**** Supplied material
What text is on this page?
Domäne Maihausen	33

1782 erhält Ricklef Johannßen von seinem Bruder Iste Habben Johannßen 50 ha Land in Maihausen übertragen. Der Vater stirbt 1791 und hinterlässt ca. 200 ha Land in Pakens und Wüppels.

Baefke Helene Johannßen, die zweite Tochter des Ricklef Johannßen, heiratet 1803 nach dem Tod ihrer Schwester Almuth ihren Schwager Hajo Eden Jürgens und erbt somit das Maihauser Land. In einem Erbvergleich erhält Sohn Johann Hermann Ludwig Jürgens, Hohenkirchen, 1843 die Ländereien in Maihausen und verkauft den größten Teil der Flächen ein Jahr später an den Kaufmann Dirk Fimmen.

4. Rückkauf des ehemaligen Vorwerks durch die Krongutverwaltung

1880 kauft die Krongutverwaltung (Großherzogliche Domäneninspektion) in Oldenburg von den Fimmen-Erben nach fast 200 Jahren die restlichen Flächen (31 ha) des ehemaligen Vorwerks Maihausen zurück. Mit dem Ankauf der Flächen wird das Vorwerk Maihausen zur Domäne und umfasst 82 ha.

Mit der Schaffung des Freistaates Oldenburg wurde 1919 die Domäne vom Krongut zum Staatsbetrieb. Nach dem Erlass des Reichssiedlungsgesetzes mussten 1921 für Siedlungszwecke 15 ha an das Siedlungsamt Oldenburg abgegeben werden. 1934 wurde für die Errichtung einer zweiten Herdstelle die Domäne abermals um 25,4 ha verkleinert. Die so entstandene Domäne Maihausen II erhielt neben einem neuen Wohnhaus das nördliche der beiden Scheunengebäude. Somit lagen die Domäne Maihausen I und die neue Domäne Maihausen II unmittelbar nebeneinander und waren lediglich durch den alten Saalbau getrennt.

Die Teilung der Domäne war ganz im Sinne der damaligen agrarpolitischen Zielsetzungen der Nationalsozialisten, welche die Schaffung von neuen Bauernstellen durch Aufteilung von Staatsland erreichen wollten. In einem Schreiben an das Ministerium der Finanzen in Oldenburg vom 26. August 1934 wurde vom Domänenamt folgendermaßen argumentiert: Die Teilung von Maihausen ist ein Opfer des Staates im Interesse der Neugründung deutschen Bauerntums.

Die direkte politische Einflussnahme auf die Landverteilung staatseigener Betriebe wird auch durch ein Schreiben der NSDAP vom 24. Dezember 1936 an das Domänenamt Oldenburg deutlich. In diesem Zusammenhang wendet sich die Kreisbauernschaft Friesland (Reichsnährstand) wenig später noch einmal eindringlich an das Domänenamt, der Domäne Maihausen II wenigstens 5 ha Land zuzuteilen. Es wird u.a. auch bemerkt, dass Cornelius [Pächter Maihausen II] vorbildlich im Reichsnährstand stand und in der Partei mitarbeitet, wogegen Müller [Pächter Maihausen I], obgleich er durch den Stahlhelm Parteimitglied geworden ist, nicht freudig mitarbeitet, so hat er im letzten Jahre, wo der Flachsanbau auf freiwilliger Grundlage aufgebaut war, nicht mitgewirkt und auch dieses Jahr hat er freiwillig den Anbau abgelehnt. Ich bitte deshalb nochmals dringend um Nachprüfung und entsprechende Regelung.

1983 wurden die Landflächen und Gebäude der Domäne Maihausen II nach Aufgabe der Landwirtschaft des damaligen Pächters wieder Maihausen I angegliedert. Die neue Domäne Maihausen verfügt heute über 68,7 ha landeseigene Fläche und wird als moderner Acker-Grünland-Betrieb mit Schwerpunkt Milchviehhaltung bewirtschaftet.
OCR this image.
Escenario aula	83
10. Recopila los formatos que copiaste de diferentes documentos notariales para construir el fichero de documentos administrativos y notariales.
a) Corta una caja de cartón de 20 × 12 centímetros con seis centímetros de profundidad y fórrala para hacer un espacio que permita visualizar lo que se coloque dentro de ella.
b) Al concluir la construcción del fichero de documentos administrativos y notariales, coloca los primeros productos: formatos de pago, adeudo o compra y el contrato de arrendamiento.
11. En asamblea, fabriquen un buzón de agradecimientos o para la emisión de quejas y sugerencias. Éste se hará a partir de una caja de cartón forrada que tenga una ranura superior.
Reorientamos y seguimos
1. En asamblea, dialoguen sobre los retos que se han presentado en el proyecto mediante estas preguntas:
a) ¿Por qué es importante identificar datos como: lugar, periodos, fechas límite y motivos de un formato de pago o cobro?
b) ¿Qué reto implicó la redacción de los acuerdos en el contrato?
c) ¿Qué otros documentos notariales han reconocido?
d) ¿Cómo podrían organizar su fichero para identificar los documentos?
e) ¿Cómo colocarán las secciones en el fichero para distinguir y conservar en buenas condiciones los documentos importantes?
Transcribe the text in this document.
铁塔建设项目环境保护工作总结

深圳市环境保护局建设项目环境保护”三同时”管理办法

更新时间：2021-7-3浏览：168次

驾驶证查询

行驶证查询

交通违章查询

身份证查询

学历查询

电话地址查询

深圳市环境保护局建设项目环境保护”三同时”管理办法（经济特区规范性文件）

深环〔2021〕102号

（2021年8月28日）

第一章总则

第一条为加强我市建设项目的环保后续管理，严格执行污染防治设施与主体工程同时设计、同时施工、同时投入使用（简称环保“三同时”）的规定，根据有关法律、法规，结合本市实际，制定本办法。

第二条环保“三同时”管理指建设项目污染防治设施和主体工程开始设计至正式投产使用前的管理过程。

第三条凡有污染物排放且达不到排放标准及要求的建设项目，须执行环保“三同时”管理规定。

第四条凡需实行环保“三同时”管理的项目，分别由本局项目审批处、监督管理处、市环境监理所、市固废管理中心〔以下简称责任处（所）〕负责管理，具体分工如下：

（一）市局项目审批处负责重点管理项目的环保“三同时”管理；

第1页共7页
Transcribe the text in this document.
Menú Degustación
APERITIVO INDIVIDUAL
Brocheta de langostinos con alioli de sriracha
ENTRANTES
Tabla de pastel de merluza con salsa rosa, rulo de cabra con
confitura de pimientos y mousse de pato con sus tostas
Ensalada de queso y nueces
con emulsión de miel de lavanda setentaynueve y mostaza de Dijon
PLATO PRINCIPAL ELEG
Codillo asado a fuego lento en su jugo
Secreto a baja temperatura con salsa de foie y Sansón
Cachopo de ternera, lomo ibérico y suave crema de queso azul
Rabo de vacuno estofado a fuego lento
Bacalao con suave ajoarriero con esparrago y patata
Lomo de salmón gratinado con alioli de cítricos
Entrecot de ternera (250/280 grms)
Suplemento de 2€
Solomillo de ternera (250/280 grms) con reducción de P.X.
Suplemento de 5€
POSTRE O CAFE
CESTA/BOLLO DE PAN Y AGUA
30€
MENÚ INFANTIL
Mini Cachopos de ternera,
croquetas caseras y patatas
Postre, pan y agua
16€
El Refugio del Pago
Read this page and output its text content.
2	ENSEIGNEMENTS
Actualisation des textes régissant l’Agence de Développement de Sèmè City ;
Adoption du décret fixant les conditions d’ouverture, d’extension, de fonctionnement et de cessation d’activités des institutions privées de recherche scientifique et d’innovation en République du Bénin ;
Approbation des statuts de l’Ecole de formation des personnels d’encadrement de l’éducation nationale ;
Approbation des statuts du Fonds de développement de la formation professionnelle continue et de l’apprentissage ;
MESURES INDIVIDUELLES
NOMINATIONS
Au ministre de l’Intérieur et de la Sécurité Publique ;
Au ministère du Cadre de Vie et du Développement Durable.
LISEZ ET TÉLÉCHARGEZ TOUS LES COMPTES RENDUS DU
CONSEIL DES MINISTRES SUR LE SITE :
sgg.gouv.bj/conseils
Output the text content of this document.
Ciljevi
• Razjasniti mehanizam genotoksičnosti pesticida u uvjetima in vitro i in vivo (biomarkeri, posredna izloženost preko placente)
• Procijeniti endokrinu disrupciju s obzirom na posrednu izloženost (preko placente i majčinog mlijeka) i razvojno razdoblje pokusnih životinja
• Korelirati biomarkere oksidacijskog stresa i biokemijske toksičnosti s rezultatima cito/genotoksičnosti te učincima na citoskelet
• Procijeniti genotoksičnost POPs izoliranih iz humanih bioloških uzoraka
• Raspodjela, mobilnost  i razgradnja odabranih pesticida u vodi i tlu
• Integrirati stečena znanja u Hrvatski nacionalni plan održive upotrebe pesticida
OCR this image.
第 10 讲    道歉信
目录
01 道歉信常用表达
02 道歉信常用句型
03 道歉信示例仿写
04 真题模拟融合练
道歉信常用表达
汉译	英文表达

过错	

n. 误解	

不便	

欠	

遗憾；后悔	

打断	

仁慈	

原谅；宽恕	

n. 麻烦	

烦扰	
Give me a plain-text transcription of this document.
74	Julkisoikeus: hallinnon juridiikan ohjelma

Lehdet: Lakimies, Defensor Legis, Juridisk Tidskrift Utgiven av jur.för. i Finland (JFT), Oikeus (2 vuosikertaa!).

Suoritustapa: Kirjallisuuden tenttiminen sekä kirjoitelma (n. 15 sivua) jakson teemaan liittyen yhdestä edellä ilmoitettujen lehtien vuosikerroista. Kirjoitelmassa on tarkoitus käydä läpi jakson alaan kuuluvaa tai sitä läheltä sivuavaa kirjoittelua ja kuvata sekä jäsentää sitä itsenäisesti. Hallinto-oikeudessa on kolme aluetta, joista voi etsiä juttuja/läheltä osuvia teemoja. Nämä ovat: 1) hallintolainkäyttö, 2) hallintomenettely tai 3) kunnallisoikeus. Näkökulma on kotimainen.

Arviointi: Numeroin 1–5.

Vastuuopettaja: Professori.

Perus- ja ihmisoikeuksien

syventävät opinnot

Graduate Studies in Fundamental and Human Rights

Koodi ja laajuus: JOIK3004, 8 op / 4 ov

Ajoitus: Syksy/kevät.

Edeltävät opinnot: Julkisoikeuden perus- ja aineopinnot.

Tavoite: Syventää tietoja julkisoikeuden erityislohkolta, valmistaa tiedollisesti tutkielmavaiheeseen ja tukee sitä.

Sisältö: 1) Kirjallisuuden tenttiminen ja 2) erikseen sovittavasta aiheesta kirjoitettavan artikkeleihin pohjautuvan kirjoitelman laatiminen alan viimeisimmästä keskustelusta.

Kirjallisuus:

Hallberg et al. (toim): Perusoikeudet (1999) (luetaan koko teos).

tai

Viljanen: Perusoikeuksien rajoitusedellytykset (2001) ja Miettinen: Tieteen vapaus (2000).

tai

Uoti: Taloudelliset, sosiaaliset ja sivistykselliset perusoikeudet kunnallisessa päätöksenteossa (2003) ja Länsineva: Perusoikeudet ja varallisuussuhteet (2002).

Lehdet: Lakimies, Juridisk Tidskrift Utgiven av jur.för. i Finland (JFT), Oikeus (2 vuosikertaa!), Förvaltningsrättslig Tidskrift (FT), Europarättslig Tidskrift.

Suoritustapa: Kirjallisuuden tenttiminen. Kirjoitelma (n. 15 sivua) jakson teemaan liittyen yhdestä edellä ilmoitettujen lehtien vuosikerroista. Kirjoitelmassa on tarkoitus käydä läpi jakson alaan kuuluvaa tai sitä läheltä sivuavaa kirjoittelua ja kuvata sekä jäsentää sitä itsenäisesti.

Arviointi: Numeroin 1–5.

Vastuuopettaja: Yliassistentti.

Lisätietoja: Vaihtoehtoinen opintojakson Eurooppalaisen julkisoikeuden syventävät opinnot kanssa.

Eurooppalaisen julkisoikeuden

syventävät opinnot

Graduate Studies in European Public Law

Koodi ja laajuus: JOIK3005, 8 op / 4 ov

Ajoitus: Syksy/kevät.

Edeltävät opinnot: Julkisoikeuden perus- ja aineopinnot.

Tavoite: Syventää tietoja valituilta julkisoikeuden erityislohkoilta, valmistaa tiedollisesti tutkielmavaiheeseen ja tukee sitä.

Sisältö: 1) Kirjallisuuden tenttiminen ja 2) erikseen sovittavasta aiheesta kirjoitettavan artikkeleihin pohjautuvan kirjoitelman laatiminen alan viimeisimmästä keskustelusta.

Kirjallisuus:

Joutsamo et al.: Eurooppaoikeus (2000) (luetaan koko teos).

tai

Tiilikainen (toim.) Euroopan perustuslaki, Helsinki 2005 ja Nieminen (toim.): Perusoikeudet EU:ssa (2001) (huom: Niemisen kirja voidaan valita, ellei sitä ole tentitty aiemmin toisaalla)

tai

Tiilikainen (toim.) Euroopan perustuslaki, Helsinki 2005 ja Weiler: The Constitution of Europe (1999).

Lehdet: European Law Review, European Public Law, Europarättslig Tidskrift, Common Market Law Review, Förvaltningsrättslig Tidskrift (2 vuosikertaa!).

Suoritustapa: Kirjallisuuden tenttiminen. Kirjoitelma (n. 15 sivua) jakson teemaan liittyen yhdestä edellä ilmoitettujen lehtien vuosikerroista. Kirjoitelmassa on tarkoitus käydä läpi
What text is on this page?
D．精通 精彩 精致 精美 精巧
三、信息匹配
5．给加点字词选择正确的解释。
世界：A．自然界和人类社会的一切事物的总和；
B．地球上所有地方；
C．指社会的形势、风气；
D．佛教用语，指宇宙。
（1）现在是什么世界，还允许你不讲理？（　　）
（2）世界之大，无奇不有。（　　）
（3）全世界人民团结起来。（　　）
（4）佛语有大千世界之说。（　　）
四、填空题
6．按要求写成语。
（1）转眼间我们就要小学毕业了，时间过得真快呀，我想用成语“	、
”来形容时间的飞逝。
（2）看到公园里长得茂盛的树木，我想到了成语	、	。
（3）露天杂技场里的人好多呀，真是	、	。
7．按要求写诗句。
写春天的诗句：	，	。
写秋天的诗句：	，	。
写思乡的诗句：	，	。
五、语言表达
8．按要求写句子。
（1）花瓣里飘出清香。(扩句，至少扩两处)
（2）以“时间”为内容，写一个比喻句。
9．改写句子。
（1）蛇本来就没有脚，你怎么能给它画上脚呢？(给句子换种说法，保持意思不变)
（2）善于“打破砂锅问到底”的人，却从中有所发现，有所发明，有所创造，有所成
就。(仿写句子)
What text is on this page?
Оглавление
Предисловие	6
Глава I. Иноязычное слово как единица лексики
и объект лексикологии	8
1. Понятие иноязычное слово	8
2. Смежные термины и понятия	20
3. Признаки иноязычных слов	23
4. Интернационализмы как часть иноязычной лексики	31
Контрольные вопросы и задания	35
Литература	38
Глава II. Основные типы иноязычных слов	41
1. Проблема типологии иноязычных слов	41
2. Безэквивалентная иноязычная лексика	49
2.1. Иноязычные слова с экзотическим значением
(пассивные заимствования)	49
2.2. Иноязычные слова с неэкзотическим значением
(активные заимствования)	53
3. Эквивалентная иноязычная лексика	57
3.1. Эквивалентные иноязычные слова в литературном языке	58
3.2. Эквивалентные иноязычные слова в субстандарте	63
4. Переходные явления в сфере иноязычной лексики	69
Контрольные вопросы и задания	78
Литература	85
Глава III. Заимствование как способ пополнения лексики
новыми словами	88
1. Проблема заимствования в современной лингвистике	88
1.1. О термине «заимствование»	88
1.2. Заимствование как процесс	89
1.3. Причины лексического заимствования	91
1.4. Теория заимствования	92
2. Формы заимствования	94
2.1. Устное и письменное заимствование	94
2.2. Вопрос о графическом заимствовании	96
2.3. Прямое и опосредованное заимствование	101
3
********
Task requirements
Copy out every line in the entries above that holds "Procijeniti".

Full response
• Procijeniti endokrinu disrupciju s obzirom na posrednu izloženost (preko placente i majčinog mlijeka) i razvojno razdoblje pokusnih životinja
• Procijeniti genotoksičnost POPs izoliranih iz humanih bioloških uzoraka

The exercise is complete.